── Dataset rows ──

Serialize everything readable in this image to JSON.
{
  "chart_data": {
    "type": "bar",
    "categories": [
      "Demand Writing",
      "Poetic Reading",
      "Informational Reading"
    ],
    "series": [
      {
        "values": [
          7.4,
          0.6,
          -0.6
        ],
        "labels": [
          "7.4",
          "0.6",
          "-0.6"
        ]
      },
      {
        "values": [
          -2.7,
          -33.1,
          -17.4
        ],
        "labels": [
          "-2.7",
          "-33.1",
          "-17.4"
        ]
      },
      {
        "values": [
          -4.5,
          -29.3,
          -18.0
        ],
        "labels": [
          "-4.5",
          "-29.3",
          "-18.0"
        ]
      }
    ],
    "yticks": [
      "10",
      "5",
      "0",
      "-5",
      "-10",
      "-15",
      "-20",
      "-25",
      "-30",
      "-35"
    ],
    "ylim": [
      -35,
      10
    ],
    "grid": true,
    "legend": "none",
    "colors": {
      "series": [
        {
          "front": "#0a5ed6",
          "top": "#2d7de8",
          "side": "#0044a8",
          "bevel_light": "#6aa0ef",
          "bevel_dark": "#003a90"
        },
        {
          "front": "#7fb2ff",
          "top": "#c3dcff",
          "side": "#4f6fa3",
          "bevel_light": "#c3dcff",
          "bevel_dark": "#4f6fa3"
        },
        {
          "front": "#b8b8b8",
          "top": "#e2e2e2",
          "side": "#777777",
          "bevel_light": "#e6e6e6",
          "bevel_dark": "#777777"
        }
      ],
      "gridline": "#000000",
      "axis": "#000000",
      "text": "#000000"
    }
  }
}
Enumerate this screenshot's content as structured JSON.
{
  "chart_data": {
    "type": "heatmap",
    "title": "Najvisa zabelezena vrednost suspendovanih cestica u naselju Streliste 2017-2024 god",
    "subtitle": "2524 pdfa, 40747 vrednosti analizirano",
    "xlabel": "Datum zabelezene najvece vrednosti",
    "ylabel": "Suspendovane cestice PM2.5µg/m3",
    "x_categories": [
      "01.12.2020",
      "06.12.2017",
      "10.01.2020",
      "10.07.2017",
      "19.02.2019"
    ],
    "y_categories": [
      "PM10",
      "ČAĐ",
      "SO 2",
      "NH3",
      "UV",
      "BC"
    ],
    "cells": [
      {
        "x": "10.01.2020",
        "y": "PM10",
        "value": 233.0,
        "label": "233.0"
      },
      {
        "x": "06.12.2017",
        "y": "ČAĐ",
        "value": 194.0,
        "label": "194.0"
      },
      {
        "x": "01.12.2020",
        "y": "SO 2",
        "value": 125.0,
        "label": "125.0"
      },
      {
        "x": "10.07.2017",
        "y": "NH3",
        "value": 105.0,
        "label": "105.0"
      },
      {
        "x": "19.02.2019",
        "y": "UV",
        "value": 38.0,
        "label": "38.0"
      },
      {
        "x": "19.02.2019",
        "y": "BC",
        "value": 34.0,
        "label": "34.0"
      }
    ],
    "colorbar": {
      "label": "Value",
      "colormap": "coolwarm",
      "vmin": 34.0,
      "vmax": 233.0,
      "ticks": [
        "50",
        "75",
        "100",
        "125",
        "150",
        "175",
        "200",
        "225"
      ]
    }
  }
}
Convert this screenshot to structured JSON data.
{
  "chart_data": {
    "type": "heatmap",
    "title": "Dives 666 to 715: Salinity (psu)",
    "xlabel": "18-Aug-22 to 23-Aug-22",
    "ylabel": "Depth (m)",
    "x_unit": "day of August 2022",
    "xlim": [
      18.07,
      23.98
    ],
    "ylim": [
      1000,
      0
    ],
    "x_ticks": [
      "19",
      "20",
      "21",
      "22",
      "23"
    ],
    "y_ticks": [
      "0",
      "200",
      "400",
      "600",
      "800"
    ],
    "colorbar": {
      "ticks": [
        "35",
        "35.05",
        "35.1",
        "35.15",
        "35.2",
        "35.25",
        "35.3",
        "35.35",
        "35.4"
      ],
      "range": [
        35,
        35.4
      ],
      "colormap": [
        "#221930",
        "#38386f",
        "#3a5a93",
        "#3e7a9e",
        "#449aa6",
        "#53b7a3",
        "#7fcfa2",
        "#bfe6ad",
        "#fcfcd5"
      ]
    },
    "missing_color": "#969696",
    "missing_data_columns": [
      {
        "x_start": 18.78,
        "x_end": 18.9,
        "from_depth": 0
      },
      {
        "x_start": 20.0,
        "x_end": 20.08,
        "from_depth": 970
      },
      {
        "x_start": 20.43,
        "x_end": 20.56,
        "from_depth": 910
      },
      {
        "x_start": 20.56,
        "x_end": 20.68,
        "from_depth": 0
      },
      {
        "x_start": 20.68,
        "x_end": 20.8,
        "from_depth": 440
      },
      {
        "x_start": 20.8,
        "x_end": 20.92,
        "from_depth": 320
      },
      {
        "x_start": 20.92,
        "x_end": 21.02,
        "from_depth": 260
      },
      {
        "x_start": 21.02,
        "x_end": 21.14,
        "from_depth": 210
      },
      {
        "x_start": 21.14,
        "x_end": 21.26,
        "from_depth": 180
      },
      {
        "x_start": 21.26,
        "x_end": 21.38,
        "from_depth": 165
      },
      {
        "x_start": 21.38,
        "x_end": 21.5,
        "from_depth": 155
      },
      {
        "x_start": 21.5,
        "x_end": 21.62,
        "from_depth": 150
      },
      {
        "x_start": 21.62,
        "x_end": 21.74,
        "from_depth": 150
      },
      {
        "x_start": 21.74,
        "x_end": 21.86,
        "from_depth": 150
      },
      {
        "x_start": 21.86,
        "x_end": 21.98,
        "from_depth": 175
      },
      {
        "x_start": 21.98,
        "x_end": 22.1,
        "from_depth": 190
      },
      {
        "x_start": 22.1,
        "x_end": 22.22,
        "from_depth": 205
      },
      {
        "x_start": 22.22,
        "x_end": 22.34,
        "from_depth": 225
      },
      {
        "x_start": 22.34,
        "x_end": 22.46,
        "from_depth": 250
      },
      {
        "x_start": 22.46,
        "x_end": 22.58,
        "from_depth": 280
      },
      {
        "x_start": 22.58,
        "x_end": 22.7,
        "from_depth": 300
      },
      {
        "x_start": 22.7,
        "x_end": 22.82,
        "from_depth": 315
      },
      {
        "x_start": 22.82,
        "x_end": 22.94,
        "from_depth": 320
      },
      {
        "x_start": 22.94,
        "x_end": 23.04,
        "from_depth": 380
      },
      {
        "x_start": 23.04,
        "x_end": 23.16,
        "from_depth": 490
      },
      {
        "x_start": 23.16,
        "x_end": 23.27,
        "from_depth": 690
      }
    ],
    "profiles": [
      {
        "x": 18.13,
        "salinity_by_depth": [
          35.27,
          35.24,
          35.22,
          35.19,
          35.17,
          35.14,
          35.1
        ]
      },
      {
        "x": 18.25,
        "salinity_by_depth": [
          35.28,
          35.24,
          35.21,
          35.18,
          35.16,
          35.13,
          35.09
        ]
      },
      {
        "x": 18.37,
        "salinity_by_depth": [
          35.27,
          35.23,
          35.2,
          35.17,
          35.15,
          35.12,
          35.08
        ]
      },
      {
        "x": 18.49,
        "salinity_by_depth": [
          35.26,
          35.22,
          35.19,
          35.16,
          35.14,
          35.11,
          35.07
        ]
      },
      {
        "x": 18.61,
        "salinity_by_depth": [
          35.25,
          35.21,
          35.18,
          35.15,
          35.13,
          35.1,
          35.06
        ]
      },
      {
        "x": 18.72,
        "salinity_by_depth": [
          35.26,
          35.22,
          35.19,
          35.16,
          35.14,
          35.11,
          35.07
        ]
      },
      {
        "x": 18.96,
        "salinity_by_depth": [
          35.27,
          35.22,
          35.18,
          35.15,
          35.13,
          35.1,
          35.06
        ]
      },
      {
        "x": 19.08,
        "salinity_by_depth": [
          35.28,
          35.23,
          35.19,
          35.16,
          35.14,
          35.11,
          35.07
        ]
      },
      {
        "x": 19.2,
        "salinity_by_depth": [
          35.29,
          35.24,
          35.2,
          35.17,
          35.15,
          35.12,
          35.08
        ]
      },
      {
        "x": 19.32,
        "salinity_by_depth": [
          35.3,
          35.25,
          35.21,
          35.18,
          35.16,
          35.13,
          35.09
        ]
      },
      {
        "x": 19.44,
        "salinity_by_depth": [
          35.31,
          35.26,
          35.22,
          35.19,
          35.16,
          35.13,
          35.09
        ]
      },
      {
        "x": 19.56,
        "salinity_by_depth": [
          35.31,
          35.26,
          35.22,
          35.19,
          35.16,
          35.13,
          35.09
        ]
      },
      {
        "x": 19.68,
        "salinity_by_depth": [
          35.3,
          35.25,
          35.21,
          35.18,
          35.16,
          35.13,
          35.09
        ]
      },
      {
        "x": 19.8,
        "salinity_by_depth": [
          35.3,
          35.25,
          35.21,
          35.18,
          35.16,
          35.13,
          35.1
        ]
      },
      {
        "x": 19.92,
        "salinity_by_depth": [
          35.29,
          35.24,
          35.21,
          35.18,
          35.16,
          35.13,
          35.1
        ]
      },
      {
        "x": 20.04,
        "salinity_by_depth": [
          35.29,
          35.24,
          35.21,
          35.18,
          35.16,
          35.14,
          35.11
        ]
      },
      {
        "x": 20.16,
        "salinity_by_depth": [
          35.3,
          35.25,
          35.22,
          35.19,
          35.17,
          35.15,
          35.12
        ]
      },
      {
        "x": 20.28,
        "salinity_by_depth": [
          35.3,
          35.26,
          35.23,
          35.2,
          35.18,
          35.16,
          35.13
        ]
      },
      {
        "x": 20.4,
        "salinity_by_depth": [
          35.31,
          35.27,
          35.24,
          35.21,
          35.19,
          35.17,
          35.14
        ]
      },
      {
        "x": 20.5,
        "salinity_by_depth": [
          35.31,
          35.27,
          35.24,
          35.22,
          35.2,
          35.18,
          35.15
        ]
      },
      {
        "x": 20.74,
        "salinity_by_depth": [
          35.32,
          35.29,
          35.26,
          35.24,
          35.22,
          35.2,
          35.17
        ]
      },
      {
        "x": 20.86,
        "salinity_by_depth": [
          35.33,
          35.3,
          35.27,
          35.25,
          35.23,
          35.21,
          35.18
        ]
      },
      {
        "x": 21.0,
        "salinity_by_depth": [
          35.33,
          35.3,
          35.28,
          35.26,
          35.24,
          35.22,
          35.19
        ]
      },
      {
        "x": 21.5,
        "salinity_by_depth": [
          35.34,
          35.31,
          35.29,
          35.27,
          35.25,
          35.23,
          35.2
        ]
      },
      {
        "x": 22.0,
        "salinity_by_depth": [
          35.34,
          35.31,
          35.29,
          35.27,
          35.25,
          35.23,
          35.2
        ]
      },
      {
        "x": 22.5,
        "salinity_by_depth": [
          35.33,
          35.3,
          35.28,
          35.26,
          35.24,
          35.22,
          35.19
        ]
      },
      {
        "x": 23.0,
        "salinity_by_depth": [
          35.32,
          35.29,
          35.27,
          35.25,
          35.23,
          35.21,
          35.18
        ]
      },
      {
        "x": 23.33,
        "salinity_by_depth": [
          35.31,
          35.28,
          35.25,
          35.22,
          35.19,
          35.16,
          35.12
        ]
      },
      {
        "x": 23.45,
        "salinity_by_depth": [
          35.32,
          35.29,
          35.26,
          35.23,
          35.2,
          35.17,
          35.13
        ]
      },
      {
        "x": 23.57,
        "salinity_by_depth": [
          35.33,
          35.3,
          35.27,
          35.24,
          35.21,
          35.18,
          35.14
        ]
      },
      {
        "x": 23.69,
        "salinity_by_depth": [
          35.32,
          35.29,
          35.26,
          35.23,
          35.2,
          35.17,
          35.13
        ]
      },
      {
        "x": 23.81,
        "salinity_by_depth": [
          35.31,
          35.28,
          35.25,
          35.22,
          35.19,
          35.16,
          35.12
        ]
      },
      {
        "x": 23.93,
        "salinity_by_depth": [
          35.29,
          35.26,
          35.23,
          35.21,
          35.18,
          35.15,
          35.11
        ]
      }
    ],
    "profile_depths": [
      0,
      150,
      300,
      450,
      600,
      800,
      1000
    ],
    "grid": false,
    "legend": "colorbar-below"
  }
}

───

* _Your objective_
Search the listing for the word "front" and return each line that holds it.

* _Solution for this task_
          "front": "#0a5ed6",
          "front": "#7fb2ff",
          "front": "#b8b8b8",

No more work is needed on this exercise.